The entries below are to be written out again without alteration.

+++ Data supplied +++

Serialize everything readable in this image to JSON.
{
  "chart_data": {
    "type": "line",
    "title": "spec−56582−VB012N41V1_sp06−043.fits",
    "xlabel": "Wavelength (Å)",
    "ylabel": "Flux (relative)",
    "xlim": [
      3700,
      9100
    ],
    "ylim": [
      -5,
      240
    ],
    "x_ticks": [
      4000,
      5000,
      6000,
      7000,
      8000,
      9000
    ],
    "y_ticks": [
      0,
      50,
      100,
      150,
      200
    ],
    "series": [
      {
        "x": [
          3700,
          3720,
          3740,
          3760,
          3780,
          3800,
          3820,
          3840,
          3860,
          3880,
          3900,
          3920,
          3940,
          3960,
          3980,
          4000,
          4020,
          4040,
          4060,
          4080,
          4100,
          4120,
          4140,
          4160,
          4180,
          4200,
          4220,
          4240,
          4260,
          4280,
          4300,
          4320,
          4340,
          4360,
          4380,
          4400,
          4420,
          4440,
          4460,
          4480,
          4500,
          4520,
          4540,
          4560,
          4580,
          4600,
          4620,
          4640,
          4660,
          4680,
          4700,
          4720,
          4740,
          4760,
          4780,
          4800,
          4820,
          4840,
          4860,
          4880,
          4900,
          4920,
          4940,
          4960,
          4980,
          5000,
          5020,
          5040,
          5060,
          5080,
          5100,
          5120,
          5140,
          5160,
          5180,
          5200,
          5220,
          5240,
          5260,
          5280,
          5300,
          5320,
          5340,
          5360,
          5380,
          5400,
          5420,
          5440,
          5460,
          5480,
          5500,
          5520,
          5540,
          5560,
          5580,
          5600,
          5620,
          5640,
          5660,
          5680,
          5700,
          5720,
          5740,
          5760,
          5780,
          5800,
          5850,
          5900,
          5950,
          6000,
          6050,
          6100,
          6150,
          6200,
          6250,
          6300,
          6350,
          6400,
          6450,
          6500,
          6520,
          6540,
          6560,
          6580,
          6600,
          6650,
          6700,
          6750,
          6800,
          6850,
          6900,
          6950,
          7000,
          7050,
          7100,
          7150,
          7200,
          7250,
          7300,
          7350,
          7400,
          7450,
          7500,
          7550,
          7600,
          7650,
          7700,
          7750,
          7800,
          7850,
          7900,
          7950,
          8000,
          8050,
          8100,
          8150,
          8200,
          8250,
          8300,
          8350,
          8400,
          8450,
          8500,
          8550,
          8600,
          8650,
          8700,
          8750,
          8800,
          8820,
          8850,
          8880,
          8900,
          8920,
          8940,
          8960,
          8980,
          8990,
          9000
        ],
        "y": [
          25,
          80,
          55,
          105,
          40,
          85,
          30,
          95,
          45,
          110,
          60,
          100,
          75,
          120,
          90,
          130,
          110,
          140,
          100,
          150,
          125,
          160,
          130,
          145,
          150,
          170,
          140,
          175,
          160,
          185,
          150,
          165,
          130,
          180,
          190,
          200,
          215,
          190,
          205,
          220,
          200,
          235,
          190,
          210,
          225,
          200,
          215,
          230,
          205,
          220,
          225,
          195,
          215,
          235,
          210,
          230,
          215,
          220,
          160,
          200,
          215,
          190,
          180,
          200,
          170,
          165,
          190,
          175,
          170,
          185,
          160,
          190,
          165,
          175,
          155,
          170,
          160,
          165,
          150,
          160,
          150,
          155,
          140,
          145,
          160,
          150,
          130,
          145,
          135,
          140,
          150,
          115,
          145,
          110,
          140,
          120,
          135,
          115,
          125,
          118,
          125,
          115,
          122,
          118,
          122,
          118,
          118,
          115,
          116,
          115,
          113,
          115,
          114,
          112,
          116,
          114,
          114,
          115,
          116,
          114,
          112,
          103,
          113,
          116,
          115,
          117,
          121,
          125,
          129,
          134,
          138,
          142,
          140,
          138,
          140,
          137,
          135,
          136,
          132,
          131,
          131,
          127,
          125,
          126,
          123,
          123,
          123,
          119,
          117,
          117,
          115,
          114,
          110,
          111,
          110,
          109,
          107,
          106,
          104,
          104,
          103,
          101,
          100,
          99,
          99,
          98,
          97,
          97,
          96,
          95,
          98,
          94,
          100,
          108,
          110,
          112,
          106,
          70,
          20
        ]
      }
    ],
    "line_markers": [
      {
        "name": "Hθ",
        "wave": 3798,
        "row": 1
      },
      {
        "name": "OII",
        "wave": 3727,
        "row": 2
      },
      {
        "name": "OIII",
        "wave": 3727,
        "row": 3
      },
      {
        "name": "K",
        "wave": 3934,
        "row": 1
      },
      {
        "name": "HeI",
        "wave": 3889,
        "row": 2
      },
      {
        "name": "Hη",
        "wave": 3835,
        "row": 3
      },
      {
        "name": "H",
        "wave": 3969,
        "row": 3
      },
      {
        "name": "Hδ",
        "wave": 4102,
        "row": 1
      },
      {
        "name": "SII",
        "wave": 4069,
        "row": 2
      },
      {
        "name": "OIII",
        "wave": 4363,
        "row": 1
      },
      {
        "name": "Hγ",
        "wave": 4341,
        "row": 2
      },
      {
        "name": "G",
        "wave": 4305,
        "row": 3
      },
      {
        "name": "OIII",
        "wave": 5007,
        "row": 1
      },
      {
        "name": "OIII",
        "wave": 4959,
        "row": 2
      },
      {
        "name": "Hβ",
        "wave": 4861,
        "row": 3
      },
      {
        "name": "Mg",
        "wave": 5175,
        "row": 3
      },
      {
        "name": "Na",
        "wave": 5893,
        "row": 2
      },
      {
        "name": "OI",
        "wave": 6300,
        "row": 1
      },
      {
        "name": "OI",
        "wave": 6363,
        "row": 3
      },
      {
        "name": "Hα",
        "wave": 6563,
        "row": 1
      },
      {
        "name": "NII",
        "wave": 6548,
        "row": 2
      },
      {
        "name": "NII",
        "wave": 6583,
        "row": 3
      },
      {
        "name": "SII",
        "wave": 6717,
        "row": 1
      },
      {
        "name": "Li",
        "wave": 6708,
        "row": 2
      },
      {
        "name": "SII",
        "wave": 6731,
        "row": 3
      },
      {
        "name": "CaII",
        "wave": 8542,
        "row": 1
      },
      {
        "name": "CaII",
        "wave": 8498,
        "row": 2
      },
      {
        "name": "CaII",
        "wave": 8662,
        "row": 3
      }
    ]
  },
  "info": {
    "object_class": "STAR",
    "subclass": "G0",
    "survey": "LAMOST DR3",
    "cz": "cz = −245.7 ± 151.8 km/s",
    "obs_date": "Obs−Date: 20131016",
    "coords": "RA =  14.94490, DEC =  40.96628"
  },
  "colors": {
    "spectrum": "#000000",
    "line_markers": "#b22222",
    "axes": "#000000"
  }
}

+++

Solution for this task:
Serialize everything readable in this image to JSON.
{
  "chart_data": {
    "type": "line",
    "title": "spec−56582−VB012N41V1_sp06−043.fits",
    "xlabel": "Wavelength (Å)",
    "ylabel": "Flux (relative)",
    "xlim": [
      3700,
      9100
    ],
    "ylim": [
      -5,
      240
    ],
    "x_ticks": [
      4000,
      5000,
      6000,
      7000,
      8000,
      9000
    ],
    "y_ticks": [
      0,
      50,
      100,
      150,
      200
    ],
    "series": [
      {
        "x": [
          3700,
          3720,
          3740,
          3760,
          3780,
          3800,
          3820,
          3840,
          3860,
          3880,
          3900,
          3920,
          3940,
          3960,
          3980,
          4000,
          4020,
          4040,
          4060,
          4080,
          4100,
          4120,
          4140,
          4160,
          4180,
          4200,
          4220,
          4240,
          4260,
          4280,
          4300,
          4320,
          4340,
          4360,
          4380,
          4400,
          4420,
          4440,
          4460,
          4480,
          4500,
          4520,
          4540,
          4560,
          4580,
          4600,
          4620,
          4640,
          4660,
          4680,
          4700,
          4720,
          4740,
          4760,
          4780,
          4800,
          4820,
          4840,
          4860,
          4880,
          4900,
          4920,
          4940,
          4960,
          4980,
          5000,
          5020,
          5040,
          5060,
          5080,
          5100,
          5120,
          5140,
          5160,
          5180,
          5200,
          5220,
          5240,
          5260,
          5280,
          5300,
          5320,
          5340,
          5360,
          5380,
          5400,
          5420,
          5440,
          5460,
          5480,
          5500,
          5520,
          5540,
          5560,
          5580,
          5600,
          5620,
          5640,
          5660,
          5680,
          5700,
          5720,
          5740,
          5760,
          5780,
          5800,
          5850,
          5900,
          5950,
          6000,
          6050,
          6100,
          6150,
          6200,
          6250,
          6300,
          6350,
          6400,
          6450,
          6500,
          6520,
          6540,
          6560,
          6580,
          6600,
          6650,
          6700,
          6750,
          6800,
          6850,
          6900,
          6950,
          7000,
          7050,
          7100,
          7150,
          7200,
          7250,
          7300,
          7350,
          7400,
          7450,
          7500,
          7550,
          7600,
          7650,
          7700,
          7750,
          7800,
          7850,
          7900,
          7950,
          8000,
          8050,
          8100,
          8150,
          8200,
          8250,
          8300,
          8350,
          8400,
          8450,
          8500,
          8550,
          8600,
          8650,
          8700,
          8750,
          8800,
          8820,
          8850,
          8880,
          8900,
          8920,
          8940,
          8960,
          8980,
          8990,
          9000
        ],
        "y": [
          25,
          80,
          55,
          105,
          40,
          85,
          30,
          95,
          45,
          110,
          60,
          100,
          75,
          120,
          90,
          130,
          110,
          140,
          100,
          150,
          125,
          160,
          130,
          145,
          150,
          170,
          140,
          175,
          160,
          185,
          150,
          165,
          130,
          180,
          190,
          200,
          215,
          190,
          205,
          220,
          200,
          235,
          190,
          210,
          225,
          200,
          215,
          230,
          205,
          220,
          225,
          195,
          215,
          235,
          210,
          230,
          215,
          220,
          160,
          200,
          215,
          190,
          180,
          200,
          170,
          165,
          190,
          175,
          170,
          185,
          160,
          190,
          165,
          175,
          155,
          170,
          160,
          165,
          150,
          160,
          150,
          155,
          140,
          145,
          160,
          150,
          130,
          145,
          135,
          140,
          150,
          115,
          145,
          110,
          140,
          120,
          135,
          115,
          125,
          118,
          125,
          115,
          122,
          118,
          122,
          118,
          118,
          115,
          116,
          115,
          113,
          115,
          114,
          112,
          116,
          114,
          114,
          115,
          116,
          114,
          112,
          103,
          113,
          116,
          115,
          117,
          121,
          125,
          129,
          134,
          138,
          142,
          140,
          138,
          140,
          137,
          135,
          136,
          132,
          131,
          131,
          127,
          125,
          126,
          123,
          123,
          123,
          119,
          117,
          117,
          115,
          114,
          110,
          111,
          110,
          109,
          107,
          106,
          104,
          104,
          103,
          101,
          100,
          99,
          99,
          98,
          97,
          97,
          96,
          95,
          98,
          94,
          100,
          108,
          110,
          112,
          106,
          70,
          20
        ]
      }
    ],
    "line_markers": [
      {
        "name": "Hθ",
        "wave": 3798,
        "row": 1
      },
      {
        "name": "OII",
        "wave": 3727,
        "row": 2
      },
      {
        "name": "OIII",
        "wave": 3727,
        "row": 3
      },
      {
        "name": "K",
        "wave": 3934,
        "row": 1
      },
      {
        "name": "HeI",
        "wave": 3889,
        "row": 2
      },
      {
        "name": "Hη",
        "wave": 3835,
        "row": 3
      },
      {
        "name": "H",
        "wave": 3969,
        "row": 3
      },
      {
        "name": "Hδ",
        "wave": 4102,
        "row": 1
      },
      {
        "name": "SII",
        "wave": 4069,
        "row": 2
      },
      {
        "name": "OIII",
        "wave": 4363,
        "row": 1
      },
      {
        "name": "Hγ",
        "wave": 4341,
        "row": 2
      },
      {
        "name": "G",
        "wave": 4305,
        "row": 3
      },
      {
        "name": "OIII",
        "wave": 5007,
        "row": 1
      },
      {
        "name": "OIII",
        "wave": 4959,
        "row": 2
      },
      {
        "name": "Hβ",
        "wave": 4861,
        "row": 3
      },
      {
        "name": "Mg",
        "wave": 5175,
        "row": 3
      },
      {
        "name": "Na",
        "wave": 5893,
        "row": 2
      },
      {
        "name": "OI",
        "wave": 6300,
        "row": 1
      },
      {
        "name": "OI",
        "wave": 6363,
        "row": 3
      },
      {
        "name": "Hα",
        "wave": 6563,
        "row": 1
      },
      {
        "name": "NII",
        "wave": 6548,
        "row": 2
      },
      {
        "name": "NII",
        "wave": 6583,
        "row": 3
      },
      {
        "name": "SII",
        "wave": 6717,
        "row": 1
      },
      {
        "name": "Li",
        "wave": 6708,
        "row": 2
      },
      {
        "name": "SII",
        "wave": 6731,
        "row": 3
      },
      {
        "name": "CaII",
        "wave": 8542,
        "row": 1
      },
      {
        "name": "CaII",
        "wave": 8498,
        "row": 2
      },
      {
        "name": "CaII",
        "wave": 8662,
        "row": 3
      }
    ]
  },
  "info": {
    "object_class": "STAR",
    "subclass": "G0",
    "survey": "LAMOST DR3",
    "cz": "cz = −245.7 ± 151.8 km/s",
    "obs_date": "Obs−Date: 20131016",
    "coords": "RA =  14.94490, DEC =  40.96628"
  },
  "colors": {
    "spectrum": "#000000",
    "line_markers": "#b22222",
    "axes": "#000000"
  }
}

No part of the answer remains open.